(Data records)
◆ ◆ ◆ ◆ ◆

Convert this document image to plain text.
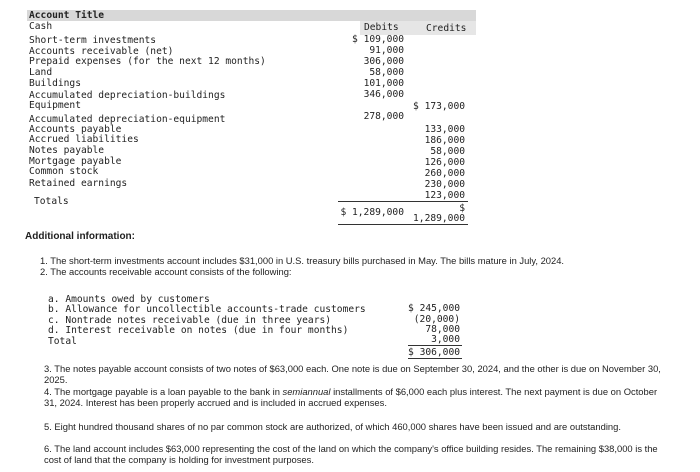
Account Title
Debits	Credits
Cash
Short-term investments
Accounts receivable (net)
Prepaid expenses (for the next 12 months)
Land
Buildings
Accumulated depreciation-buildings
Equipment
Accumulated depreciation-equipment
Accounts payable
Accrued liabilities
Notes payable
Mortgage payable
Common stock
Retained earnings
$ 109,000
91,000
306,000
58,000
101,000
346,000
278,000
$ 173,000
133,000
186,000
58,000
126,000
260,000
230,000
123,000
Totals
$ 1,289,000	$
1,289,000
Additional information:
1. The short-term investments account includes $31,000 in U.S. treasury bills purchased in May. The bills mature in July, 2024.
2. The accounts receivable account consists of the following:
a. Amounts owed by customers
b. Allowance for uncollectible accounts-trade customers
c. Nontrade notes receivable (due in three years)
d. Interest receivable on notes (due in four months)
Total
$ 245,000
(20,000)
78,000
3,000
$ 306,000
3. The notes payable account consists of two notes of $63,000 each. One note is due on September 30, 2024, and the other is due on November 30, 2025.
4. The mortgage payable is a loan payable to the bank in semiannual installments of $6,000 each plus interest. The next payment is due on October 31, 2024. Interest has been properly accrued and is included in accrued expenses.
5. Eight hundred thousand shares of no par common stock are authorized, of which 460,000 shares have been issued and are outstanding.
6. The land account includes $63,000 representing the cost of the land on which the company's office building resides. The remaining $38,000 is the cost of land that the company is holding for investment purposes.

◆ ◆ ◆ ◆ ◆

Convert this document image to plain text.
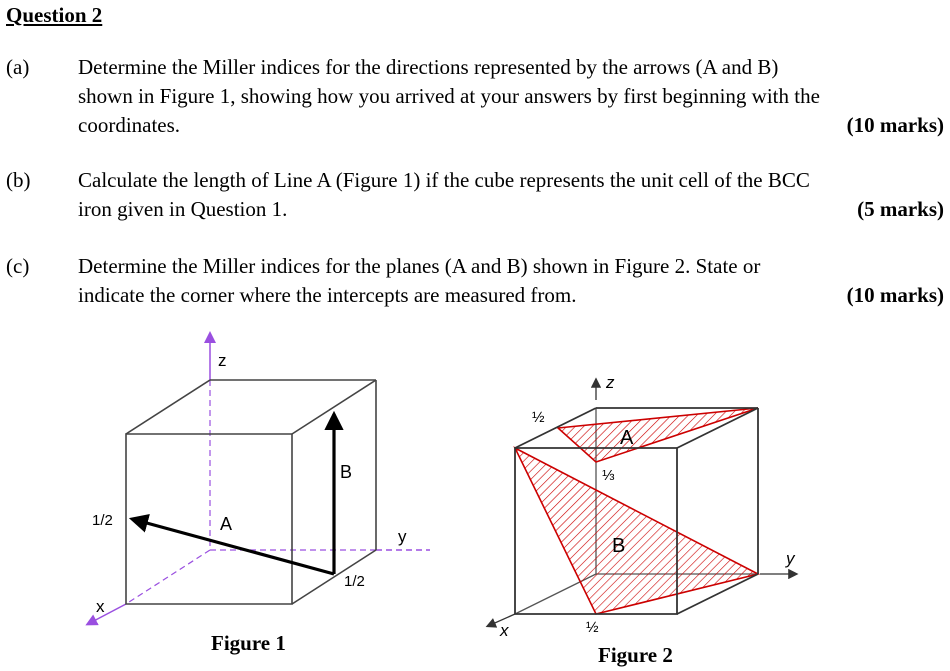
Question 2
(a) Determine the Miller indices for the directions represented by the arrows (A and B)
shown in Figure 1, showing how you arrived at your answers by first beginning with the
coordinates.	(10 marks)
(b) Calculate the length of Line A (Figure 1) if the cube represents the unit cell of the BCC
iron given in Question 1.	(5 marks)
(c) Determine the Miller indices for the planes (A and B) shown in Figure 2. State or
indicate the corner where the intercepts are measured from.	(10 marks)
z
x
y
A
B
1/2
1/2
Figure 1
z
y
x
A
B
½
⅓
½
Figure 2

◆ ◆ ◆ ◆ ◆

TASK PROMPT> Select every line where the word "which" occurs.

CORRECT OUTPUT>
5. Eight hundred thousand shares of no par common stock are authorized, of which 460,000 shares have been issued and are outstanding.
6. The land account includes $63,000 representing the cost of the land on which the company's office building resides. The remaining $38,000 is the cost of land that the company is holding for investment purposes.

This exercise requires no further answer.